- GIVEN PROBLEM:
In the data below, arrange the lines from the one containing "- value-label: 9.7: [426, 81, 445, 97]" through the one containing "- bar-segment: [338, 97, 380, 136]" as a numbered list, leaving out any blank lines.

* Start WORKING DATA *

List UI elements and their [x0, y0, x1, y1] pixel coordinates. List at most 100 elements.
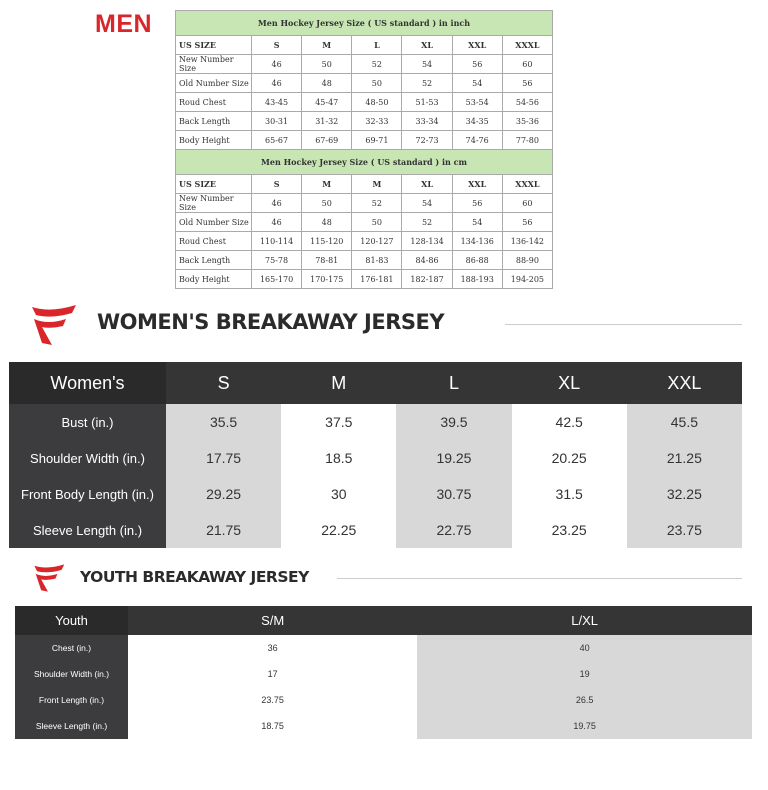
- table-row: Front Body Length (in.) 29.25 30 30.75 31.5 3…: [9, 476, 742, 512]
- table-cell: 50: [351, 212, 403, 232]
- table-cell: 170-175: [301, 269, 353, 289]
- table-row: Body Height 65-67 67-69 69-71 72-73 74-76 77-8…: [175, 130, 554, 150]
- header-label: Youth: [15, 606, 128, 635]
- table-cell: S: [250, 35, 303, 55]
- table-cell: 18.5: [325, 450, 353, 466]
- table-cell: 35-36: [501, 111, 554, 131]
- table-cell: 60: [501, 193, 554, 213]
- table-cell: 19.25: [396, 440, 512, 476]
- table-cell: XXL: [451, 174, 503, 194]
- table-row: Chest (in.) 36 40: [15, 635, 752, 661]
- table-cell: 53-54: [451, 92, 503, 112]
- row-label: Roud Chest: [175, 231, 252, 251]
- women-size-table: Women's S M L XL XXL Bust (in.) 35.5 37.5 39.5 42.…: [9, 362, 742, 548]
- table-title-row: Men Hockey Jersey Size ( US standard ) i…: [175, 10, 553, 36]
- table-cell: 115-120: [301, 231, 353, 251]
- table-row: Sleeve Length (in.) 18.75 19.75: [15, 713, 752, 739]
- row-label: Body Height: [175, 269, 252, 289]
- table-cell: XL: [401, 174, 453, 194]
- table-cell: 52: [401, 212, 453, 232]
- table-cell: 29.25: [166, 476, 282, 512]
- row-label: US SIZE: [175, 174, 252, 194]
- youth-size-table: Youth S/M L/XL Chest (in.) 36 40 Shoulder Widt…: [15, 606, 752, 739]
- youth-section-title: YOUTH BREAKAWAY JERSEY: [80, 568, 309, 586]
- table-cell: 194-205: [501, 269, 554, 289]
- table-cell: 45-47: [301, 92, 353, 112]
- table-cell: 31.5: [555, 486, 583, 502]
- table-cell: 182-187: [401, 269, 453, 289]
- row-label: US SIZE: [175, 35, 252, 55]
- table-cell: 134-136: [451, 231, 503, 251]
- row-label: Chest (in.): [15, 635, 128, 661]
- row-label: Old Number Size: [175, 73, 252, 93]
- table-cell: 51-53: [401, 92, 453, 112]
- women-section-title: WOMEN'S BREAKAWAY JERSEY: [97, 310, 445, 334]
- table-cell: 46: [250, 73, 303, 93]
- table-cell: XL: [401, 35, 453, 55]
- table-row: Body Height 165-170 170-175 176-181 182-187 1…: [175, 269, 554, 289]
- table-cell: 48: [301, 73, 353, 93]
- size-column-header: M: [281, 362, 397, 404]
- table-title-row: Men Hockey Jersey Size ( US standard ) i…: [175, 149, 553, 175]
- table-cell: 42.5: [555, 414, 583, 430]
- table-cell: L: [351, 35, 403, 55]
- table-row: Bust (in.) 35.5 37.5 39.5 42.5 45.5: [9, 404, 742, 440]
- table-row: Back Length 75-78 78-81 81-83 84-86 86-88 88-9…: [175, 250, 554, 270]
- men-section-label: MEN: [95, 10, 153, 38]
- table-cell: 37.5: [325, 414, 353, 430]
- table-cell: 50: [301, 54, 353, 74]
- table-cell: 21.75: [166, 512, 282, 548]
- table-title: Men Hockey Jersey Size ( US standard ) i…: [175, 149, 553, 175]
- table-cell: 56: [501, 212, 554, 232]
- table-cell: 84-86: [401, 250, 453, 270]
- flag-f-logo-icon: [32, 305, 76, 345]
- table-cell: 30.75: [396, 476, 512, 512]
- table-cell: 65-67: [250, 130, 303, 150]
- table-cell: 36: [267, 643, 278, 653]
- divider: [505, 324, 742, 325]
- row-label: Body Height: [175, 130, 252, 150]
- table-cell: M: [351, 174, 403, 194]
- divider: [337, 578, 742, 579]
- table-cell: 86-88: [451, 250, 503, 270]
- table-row: Roud Chest 110-114 115-120 120-127 128-134 13…: [175, 231, 554, 251]
- flag-f-logo-icon: [34, 564, 65, 592]
- table-cell: 40: [417, 635, 752, 661]
- table-row: New Number Size 46 50 52 54 56 60: [175, 54, 554, 74]
- table-row: Roud Chest 43-45 45-47 48-50 51-53 53-54 54-56: [175, 92, 554, 112]
- table-cell: 75-78: [250, 250, 303, 270]
- table-cell: 52: [401, 73, 453, 93]
- size-column-header: XXL: [626, 362, 742, 404]
- table-cell: 50: [301, 193, 353, 213]
- table-cell: 26.5: [417, 687, 752, 713]
- table-row: Shoulder Width (in.) 17 19: [15, 661, 752, 687]
- table-cell: 34-35: [451, 111, 503, 131]
- table-cell: XXXL: [501, 35, 554, 55]
- table-cell: 30: [330, 486, 347, 502]
- table-cell: 54: [401, 193, 453, 213]
- table-cell: 23.75: [261, 695, 284, 705]
- table-cell: 188-193: [451, 269, 503, 289]
- table-cell: 69-71: [351, 130, 403, 150]
- table-cell: 33-34: [401, 111, 453, 131]
- row-label: Roud Chest: [175, 92, 252, 112]
- table-cell: 19.75: [417, 713, 752, 739]
- row-label: Front Length (in.): [15, 687, 128, 713]
- table-cell: 18.75: [261, 721, 284, 731]
- table-row: Old Number Size 46 48 50 52 54 56: [175, 212, 554, 232]
- table-cell: 110-114: [250, 231, 303, 251]
- table-cell: 21.25: [626, 440, 742, 476]
- table-row: Old Number Size 46 48 50 52 54 56: [175, 73, 554, 93]
- table-cell: 22.75: [396, 512, 512, 548]
- row-label: Bust (in.): [9, 404, 166, 440]
- men-size-table: Men Hockey Jersey Size ( US standard ) i…: [175, 10, 554, 289]
- table-cell: 81-83: [351, 250, 403, 270]
- row-label: Back Length: [175, 250, 252, 270]
- table-cell: 46: [250, 54, 303, 74]
- table-cell: 17.75: [166, 440, 282, 476]
- table-title: Men Hockey Jersey Size ( US standard ) i…: [175, 10, 553, 36]
- table-cell: 136-142: [501, 231, 554, 251]
- table-cell: 77-80: [501, 130, 554, 150]
- size-column-header: S/M: [128, 606, 418, 635]
- table-cell: 60: [501, 54, 554, 74]
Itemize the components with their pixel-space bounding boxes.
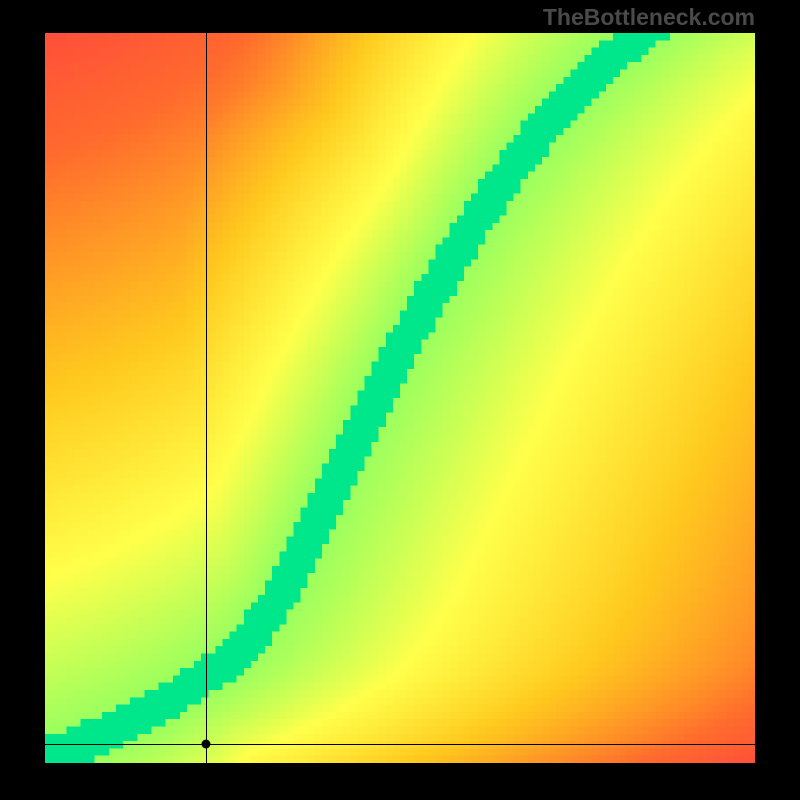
watermark-text: TheBottleneck.com — [543, 4, 755, 31]
bottleneck-heatmap — [45, 33, 755, 763]
crosshair-marker — [202, 740, 211, 749]
crosshair-vertical — [206, 33, 207, 763]
crosshair-horizontal — [45, 744, 755, 745]
chart-container: { "watermark": { "text": "TheBottleneck.… — [0, 0, 800, 800]
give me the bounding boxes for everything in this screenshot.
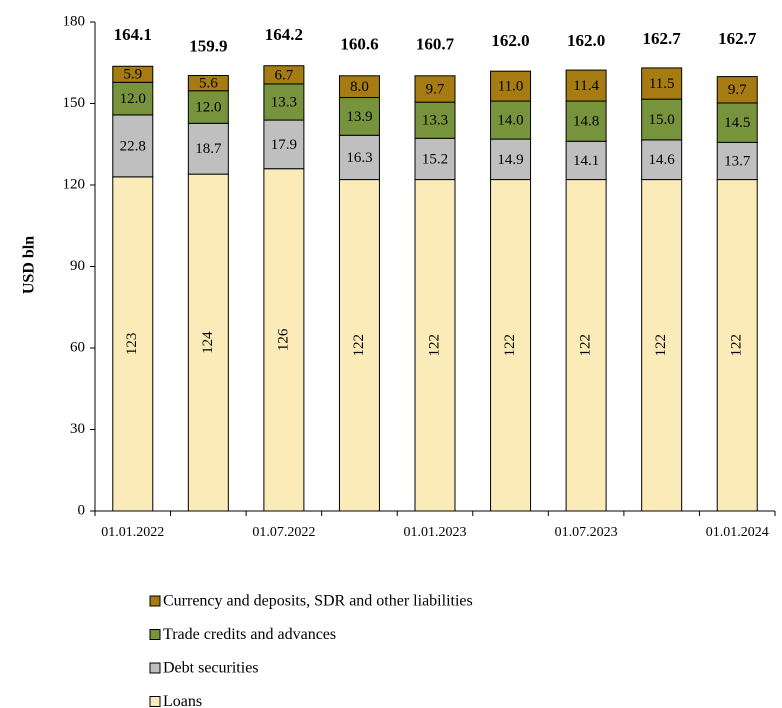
- value-label: 9.7: [426, 81, 445, 97]
- bar-segment: [414, 179, 456, 512]
- legend-swatch: [149, 595, 161, 607]
- y-tick-label: 150: [63, 95, 86, 111]
- legend-swatch: [149, 629, 161, 640]
- total-label: 162.0: [567, 31, 605, 50]
- bar-segment: [187, 122, 229, 175]
- bar-segment: [490, 179, 532, 512]
- value-label: 11.5: [649, 76, 675, 92]
- bar-segment: [414, 75, 456, 103]
- y-axis-label: USD bln: [21, 236, 38, 294]
- legend-label: Loans: [163, 693, 202, 708]
- total-label: 164.1: [114, 25, 152, 44]
- bar-segment: [490, 70, 532, 102]
- value-label: 14.8: [573, 114, 599, 130]
- value-label: 11.0: [498, 79, 524, 95]
- value-label: 16.3: [346, 150, 372, 166]
- value-label: 15.0: [649, 112, 675, 128]
- bar-segment: [263, 119, 305, 170]
- y-tick-label: 30: [70, 421, 85, 437]
- bar-segment: [338, 97, 380, 136]
- y-tick-label: 0: [78, 502, 86, 518]
- bar-segment: [112, 81, 154, 116]
- value-label: 13.3: [422, 113, 448, 129]
- bar-segment: [641, 139, 683, 181]
- value-label: 12.0: [120, 91, 146, 107]
- x-tick-label: 01.01.2023: [404, 525, 467, 540]
- y-tick-label: 60: [70, 339, 85, 355]
- legend-label: Trade credits and advances: [163, 626, 336, 643]
- bar-segment: [414, 137, 456, 181]
- value-label: 14.1: [573, 153, 599, 169]
- bar-segment: [338, 75, 380, 99]
- value-label: 13.9: [346, 109, 372, 125]
- y-tick-label: 180: [63, 13, 86, 29]
- value-label: 5.6: [199, 76, 218, 92]
- value-label: 9.7: [728, 82, 747, 98]
- bar-segment: [263, 83, 305, 121]
- value-label: 5.9: [123, 67, 142, 83]
- x-tick-label: 01.07.2022: [252, 525, 315, 540]
- value-label: 11.4: [573, 78, 599, 94]
- bar-segment: [490, 100, 532, 140]
- total-label: 160.7: [416, 34, 455, 53]
- bar-segment: [641, 179, 683, 512]
- value-label: 122: [351, 334, 367, 357]
- bar-segment: [716, 141, 758, 181]
- value-label: 14.5: [724, 115, 750, 131]
- legend-label: Currency and deposits, SDR and other lia…: [163, 593, 473, 610]
- value-label: 122: [426, 334, 442, 357]
- value-label: 122: [729, 334, 745, 357]
- value-label: 13.7: [724, 153, 751, 169]
- bar-segment: [565, 69, 607, 102]
- value-label: 123: [124, 333, 140, 356]
- legend-label: Debt securities: [163, 660, 259, 677]
- value-label: 122: [653, 334, 669, 357]
- bar-segment: [112, 65, 154, 83]
- bar-segment: [263, 168, 305, 512]
- y-tick-label: 120: [63, 176, 86, 192]
- bar-segment: [641, 98, 683, 141]
- value-label: 14.6: [649, 152, 676, 168]
- y-tick-label: 90: [70, 258, 85, 274]
- value-label: 124: [200, 331, 216, 354]
- total-label: 159.9: [189, 37, 227, 56]
- x-tick-label: 01.01.2024: [706, 525, 769, 540]
- value-label: 12.0: [195, 99, 221, 115]
- value-label: 6.7: [275, 67, 294, 83]
- bar-segment: [187, 90, 229, 124]
- bar-segment: [716, 76, 758, 104]
- value-label: 122: [502, 334, 518, 357]
- total-label: 162.7: [643, 29, 682, 48]
- bar-segment: [565, 179, 607, 512]
- total-label: 164.2: [265, 25, 303, 44]
- legend-swatch: [149, 696, 161, 707]
- bar-segment: [112, 114, 154, 178]
- value-label: 13.3: [271, 94, 297, 110]
- value-label: 22.8: [120, 138, 146, 154]
- value-label: 126: [275, 328, 291, 351]
- bar-segment: [716, 102, 758, 143]
- value-label: 15.2: [422, 151, 448, 167]
- x-tick-label: 01.07.2023: [555, 525, 618, 540]
- bar-segment: [565, 140, 607, 181]
- value-label: 14.0: [497, 113, 523, 129]
- total-label: 162.7: [718, 29, 757, 48]
- x-tick-label: 01.01.2022: [101, 525, 164, 540]
- bar-segment: [187, 75, 229, 92]
- bar-segment: [338, 134, 380, 181]
- value-label: 18.7: [195, 141, 222, 157]
- value-label: 17.9: [271, 137, 297, 153]
- bar-segment: [565, 100, 607, 142]
- total-label: 160.6: [340, 35, 378, 54]
- legend-swatch: [149, 662, 161, 674]
- bar-segment: [338, 179, 380, 512]
- bar-segment: [263, 65, 305, 85]
- bar-segment: [641, 67, 683, 100]
- total-label: 162.0: [491, 31, 529, 50]
- value-label: 122: [578, 334, 594, 357]
- bar-segment: [716, 179, 758, 512]
- value-label: 14.9: [497, 152, 523, 168]
- value-label: 8.0: [350, 79, 369, 95]
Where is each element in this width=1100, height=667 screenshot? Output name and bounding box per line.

* End WORKING DATA *

- FULL RESPONSE:
1. - value-label: 9.7: [426, 81, 445, 97]
2. - bar-segment: [414, 179, 456, 512]
3. - legend-swatch: [149, 595, 161, 607]
4. - y-tick-label: 150: [63, 95, 86, 111]
5. - legend-swatch: [149, 629, 161, 640]
6. - total-label: 162.0: [567, 31, 605, 50]
7. - bar-segment: [187, 122, 229, 175]
8. - bar-segment: [490, 179, 532, 512]
9. - value-label: 11.5: [649, 76, 675, 92]
10. - bar-segment: [414, 75, 456, 103]
11. - y-axis-label: USD bln: [21, 236, 38, 294]
12. - legend-label: Loans: [163, 693, 202, 708]
13. - total-label: 164.1: [114, 25, 152, 44]
14. - bar-segment: [490, 70, 532, 102]
15. - value-label: 14.8: [573, 114, 599, 130]
16. - value-label: 11.0: [498, 79, 524, 95]
17. - value-label: 16.3: [346, 150, 372, 166]
18. - value-label: 15.0: [649, 112, 675, 128]
19. - bar-segment: [263, 119, 305, 170]
20. - y-tick-label: 30: [70, 421, 85, 437]
21. - bar-segment: [338, 97, 380, 136]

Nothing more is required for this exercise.